Records supplied Block Start

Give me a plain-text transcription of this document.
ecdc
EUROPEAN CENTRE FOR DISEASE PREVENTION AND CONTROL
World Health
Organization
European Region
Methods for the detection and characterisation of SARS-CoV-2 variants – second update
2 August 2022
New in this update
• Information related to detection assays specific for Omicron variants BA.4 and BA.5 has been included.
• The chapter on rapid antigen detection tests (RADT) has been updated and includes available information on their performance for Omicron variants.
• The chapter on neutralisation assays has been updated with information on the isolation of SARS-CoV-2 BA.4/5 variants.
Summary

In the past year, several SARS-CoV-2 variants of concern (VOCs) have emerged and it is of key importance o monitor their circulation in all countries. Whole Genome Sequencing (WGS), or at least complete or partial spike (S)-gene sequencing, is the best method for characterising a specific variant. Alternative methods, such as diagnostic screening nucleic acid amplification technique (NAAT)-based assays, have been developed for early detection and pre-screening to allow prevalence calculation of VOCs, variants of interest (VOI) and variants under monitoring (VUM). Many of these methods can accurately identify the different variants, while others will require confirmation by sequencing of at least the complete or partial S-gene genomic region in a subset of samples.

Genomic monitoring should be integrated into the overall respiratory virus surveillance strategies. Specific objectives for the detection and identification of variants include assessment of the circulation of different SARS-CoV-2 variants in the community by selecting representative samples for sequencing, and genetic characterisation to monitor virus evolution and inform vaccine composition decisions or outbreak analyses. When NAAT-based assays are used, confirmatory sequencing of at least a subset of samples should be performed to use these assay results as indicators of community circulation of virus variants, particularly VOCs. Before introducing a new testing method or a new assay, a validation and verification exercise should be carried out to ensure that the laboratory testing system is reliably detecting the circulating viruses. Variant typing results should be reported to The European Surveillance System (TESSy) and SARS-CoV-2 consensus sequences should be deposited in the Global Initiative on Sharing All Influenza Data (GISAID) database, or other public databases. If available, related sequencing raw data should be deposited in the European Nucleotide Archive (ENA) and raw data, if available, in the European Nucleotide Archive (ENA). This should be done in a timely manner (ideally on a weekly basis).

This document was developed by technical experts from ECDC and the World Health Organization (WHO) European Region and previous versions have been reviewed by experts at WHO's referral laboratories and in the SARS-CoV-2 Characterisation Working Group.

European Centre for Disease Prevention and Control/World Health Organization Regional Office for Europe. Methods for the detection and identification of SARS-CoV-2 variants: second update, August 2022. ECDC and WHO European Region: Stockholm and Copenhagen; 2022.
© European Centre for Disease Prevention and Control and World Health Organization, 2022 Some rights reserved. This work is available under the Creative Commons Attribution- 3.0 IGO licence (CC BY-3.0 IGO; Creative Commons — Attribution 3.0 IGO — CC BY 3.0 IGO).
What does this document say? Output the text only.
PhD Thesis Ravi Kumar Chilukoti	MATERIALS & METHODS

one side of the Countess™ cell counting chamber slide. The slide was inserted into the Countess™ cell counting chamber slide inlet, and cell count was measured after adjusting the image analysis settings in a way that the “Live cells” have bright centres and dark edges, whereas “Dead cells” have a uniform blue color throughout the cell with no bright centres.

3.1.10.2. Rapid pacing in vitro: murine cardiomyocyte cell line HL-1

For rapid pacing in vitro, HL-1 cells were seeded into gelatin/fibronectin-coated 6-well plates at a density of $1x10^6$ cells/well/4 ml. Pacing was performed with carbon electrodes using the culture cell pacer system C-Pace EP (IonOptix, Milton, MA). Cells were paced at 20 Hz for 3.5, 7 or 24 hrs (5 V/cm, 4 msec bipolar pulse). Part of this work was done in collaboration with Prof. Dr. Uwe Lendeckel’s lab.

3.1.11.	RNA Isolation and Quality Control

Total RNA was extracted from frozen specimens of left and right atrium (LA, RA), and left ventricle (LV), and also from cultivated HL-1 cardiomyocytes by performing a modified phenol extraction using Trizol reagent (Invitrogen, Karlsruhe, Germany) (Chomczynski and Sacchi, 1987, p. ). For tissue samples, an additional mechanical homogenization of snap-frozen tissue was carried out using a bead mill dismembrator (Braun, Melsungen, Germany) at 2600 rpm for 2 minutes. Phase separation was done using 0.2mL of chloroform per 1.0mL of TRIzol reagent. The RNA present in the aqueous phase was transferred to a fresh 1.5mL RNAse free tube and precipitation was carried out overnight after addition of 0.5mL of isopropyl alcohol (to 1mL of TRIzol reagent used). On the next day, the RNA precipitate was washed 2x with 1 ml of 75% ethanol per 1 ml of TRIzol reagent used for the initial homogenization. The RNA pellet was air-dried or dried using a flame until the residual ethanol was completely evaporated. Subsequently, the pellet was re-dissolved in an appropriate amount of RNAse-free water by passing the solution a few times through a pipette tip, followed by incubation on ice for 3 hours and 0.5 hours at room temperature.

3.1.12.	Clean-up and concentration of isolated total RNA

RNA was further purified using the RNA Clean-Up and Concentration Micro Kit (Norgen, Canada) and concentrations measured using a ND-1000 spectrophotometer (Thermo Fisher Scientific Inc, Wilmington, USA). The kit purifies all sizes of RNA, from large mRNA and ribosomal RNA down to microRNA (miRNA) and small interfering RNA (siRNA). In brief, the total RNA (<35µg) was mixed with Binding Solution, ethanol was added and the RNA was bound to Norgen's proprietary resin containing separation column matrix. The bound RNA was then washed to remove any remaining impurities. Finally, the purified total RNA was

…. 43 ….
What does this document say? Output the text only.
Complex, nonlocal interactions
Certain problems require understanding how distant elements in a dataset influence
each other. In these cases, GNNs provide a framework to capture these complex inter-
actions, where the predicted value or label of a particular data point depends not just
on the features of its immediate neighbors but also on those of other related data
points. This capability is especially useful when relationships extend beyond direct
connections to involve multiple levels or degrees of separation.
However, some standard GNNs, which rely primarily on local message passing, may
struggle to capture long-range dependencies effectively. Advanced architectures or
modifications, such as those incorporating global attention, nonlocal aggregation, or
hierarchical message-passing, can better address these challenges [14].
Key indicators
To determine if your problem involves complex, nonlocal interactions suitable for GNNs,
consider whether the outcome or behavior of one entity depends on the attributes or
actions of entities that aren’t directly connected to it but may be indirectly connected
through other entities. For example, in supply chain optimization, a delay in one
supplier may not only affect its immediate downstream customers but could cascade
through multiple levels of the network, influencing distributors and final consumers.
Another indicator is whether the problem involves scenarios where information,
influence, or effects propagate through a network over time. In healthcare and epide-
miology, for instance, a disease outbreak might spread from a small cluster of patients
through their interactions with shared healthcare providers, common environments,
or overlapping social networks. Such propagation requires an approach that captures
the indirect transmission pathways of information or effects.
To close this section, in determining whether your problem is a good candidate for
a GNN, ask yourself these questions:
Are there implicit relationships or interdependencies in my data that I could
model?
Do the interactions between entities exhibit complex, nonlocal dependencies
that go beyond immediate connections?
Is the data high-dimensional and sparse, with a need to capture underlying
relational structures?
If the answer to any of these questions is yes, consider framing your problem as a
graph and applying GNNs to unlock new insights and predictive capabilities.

Records supplied Block End

Instructions for the task:
Within the listing above, copy each line that has the string "those".

Exercise result:
on the features of its immediate neighbors but also on those of other related data
modifications, such as those incorporating global attention, nonlocal aggregation, or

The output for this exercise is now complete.